- _Your objective_: Transcribe each line exactly.
************
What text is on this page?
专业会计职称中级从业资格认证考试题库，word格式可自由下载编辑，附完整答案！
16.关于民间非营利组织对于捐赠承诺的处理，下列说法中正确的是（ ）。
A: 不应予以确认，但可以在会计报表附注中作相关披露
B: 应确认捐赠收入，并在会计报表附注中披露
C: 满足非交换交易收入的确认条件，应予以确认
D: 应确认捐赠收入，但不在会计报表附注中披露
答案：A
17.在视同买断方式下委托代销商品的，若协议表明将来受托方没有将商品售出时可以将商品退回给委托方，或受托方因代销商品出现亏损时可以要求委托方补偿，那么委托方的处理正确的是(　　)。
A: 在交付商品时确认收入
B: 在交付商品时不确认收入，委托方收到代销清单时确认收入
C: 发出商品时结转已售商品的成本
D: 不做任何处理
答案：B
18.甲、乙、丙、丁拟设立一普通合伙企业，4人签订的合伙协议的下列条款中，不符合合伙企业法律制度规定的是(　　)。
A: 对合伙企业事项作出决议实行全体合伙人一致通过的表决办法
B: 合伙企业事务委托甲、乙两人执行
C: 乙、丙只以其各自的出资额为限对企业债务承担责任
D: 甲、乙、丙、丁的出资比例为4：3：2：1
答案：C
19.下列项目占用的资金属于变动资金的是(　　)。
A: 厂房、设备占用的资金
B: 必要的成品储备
************
- _Response to the exercise_:
What text is on this page?
专业会计职称中级从业资格认证考试题库，word格式可自由下载编辑，附完整答案！
16.关于民间非营利组织对于捐赠承诺的处理，下列说法中正确的是（ ）。
A: 不应予以确认，但可以在会计报表附注中作相关披露
B: 应确认捐赠收入，并在会计报表附注中披露
C: 满足非交换交易收入的确认条件，应予以确认
D: 应确认捐赠收入，但不在会计报表附注中披露
答案：A
17.在视同买断方式下委托代销商品的，若协议表明将来受托方没有将商品售出时可以将商品退回给委托方，或受托方因代销商品出现亏损时可以要求委托方补偿，那么委托方的处理正确的是(　　)。
A: 在交付商品时确认收入
B: 在交付商品时不确认收入，委托方收到代销清单时确认收入
C: 发出商品时结转已售商品的成本
D: 不做任何处理
答案：B
18.甲、乙、丙、丁拟设立一普通合伙企业，4人签订的合伙协议的下列条款中，不符合合伙企业法律制度规定的是(　　)。
A: 对合伙企业事项作出决议实行全体合伙人一致通过的表决办法
B: 合伙企业事务委托甲、乙两人执行
C: 乙、丙只以其各自的出资额为限对企业债务承担责任
D: 甲、乙、丙、丁的出资比例为4：3：2：1
答案：C
19.下列项目占用的资金属于变动资金的是(　　)。
A: 厂房、设备占用的资金
B: 必要的成品储备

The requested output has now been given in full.